▶ Task directions
Give the data a second time, exactly and in full.

▶ Data provided
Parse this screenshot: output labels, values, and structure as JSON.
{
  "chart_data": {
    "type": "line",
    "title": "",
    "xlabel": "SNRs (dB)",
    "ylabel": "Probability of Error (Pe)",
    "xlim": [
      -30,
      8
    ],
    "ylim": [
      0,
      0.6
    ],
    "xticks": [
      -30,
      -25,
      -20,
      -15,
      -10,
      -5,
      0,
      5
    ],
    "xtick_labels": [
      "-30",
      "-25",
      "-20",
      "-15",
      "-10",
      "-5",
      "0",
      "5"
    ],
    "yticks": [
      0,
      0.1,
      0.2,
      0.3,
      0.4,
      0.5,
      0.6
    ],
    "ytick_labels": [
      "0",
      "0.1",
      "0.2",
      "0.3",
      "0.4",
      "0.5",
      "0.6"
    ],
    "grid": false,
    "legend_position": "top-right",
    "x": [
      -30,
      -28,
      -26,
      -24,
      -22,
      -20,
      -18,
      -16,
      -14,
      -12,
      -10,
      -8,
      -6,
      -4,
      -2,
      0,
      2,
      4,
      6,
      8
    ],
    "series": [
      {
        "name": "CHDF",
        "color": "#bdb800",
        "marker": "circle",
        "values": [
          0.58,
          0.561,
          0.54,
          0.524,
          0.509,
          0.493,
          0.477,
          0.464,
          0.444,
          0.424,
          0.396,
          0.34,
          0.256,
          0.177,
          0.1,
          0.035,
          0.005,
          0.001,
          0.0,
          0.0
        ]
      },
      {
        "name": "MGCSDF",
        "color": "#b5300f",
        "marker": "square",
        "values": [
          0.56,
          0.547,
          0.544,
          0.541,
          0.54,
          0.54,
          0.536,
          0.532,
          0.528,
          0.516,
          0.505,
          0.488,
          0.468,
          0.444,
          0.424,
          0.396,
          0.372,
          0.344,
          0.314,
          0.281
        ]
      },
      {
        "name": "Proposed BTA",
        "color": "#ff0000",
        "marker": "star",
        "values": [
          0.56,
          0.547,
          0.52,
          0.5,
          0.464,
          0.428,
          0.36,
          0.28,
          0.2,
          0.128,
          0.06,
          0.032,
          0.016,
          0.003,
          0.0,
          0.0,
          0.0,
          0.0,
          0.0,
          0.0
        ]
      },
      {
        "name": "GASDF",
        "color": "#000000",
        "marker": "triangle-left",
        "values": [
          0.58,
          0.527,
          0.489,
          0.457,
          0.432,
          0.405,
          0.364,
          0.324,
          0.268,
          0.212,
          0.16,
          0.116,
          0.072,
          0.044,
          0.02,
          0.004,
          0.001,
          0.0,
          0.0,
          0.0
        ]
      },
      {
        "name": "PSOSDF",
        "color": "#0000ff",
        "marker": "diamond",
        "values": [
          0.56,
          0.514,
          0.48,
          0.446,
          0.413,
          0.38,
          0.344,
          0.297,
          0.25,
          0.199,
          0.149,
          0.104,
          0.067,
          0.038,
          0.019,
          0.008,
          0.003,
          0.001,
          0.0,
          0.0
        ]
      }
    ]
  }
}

▶ Written answer
Parse this screenshot: output labels, values, and structure as JSON.
{
  "chart_data": {
    "type": "line",
    "title": "",
    "xlabel": "SNRs (dB)",
    "ylabel": "Probability of Error (Pe)",
    "xlim": [
      -30,
      8
    ],
    "ylim": [
      0,
      0.6
    ],
    "xticks": [
      -30,
      -25,
      -20,
      -15,
      -10,
      -5,
      0,
      5
    ],
    "xtick_labels": [
      "-30",
      "-25",
      "-20",
      "-15",
      "-10",
      "-5",
      "0",
      "5"
    ],
    "yticks": [
      0,
      0.1,
      0.2,
      0.3,
      0.4,
      0.5,
      0.6
    ],
    "ytick_labels": [
      "0",
      "0.1",
      "0.2",
      "0.3",
      "0.4",
      "0.5",
      "0.6"
    ],
    "grid": false,
    "legend_position": "top-right",
    "x": [
      -30,
      -28,
      -26,
      -24,
      -22,
      -20,
      -18,
      -16,
      -14,
      -12,
      -10,
      -8,
      -6,
      -4,
      -2,
      0,
      2,
      4,
      6,
      8
    ],
    "series": [
      {
        "name": "CHDF",
        "color": "#bdb800",
        "marker": "circle",
        "values": [
          0.58,
          0.561,
          0.54,
          0.524,
          0.509,
          0.493,
          0.477,
          0.464,
          0.444,
          0.424,
          0.396,
          0.34,
          0.256,
          0.177,
          0.1,
          0.035,
          0.005,
          0.001,
          0.0,
          0.0
        ]
      },
      {
        "name": "MGCSDF",
        "color": "#b5300f",
        "marker": "square",
        "values": [
          0.56,
          0.547,
          0.544,
          0.541,
          0.54,
          0.54,
          0.536,
          0.532,
          0.528,
          0.516,
          0.505,
          0.488,
          0.468,
          0.444,
          0.424,
          0.396,
          0.372,
          0.344,
          0.314,
          0.281
        ]
      },
      {
        "name": "Proposed BTA",
        "color": "#ff0000",
        "marker": "star",
        "values": [
          0.56,
          0.547,
          0.52,
          0.5,
          0.464,
          0.428,
          0.36,
          0.28,
          0.2,
          0.128,
          0.06,
          0.032,
          0.016,
          0.003,
          0.0,
          0.0,
          0.0,
          0.0,
          0.0,
          0.0
        ]
      },
      {
        "name": "GASDF",
        "color": "#000000",
        "marker": "triangle-left",
        "values": [
          0.58,
          0.527,
          0.489,
          0.457,
          0.432,
          0.405,
          0.364,
          0.324,
          0.268,
          0.212,
          0.16,
          0.116,
          0.072,
          0.044,
          0.02,
          0.004,
          0.001,
          0.0,
          0.0,
          0.0
        ]
      },
      {
        "name": "PSOSDF",
        "color": "#0000ff",
        "marker": "diamond",
        "values": [
          0.56,
          0.514,
          0.48,
          0.446,
          0.413,
          0.38,
          0.344,
          0.297,
          0.25,
          0.199,
          0.149,
          0.104,
          0.067,
          0.038,
          0.019,
          0.008,
          0.003,
          0.001,
          0.0,
          0.0
        ]
      }
    ]
  }
}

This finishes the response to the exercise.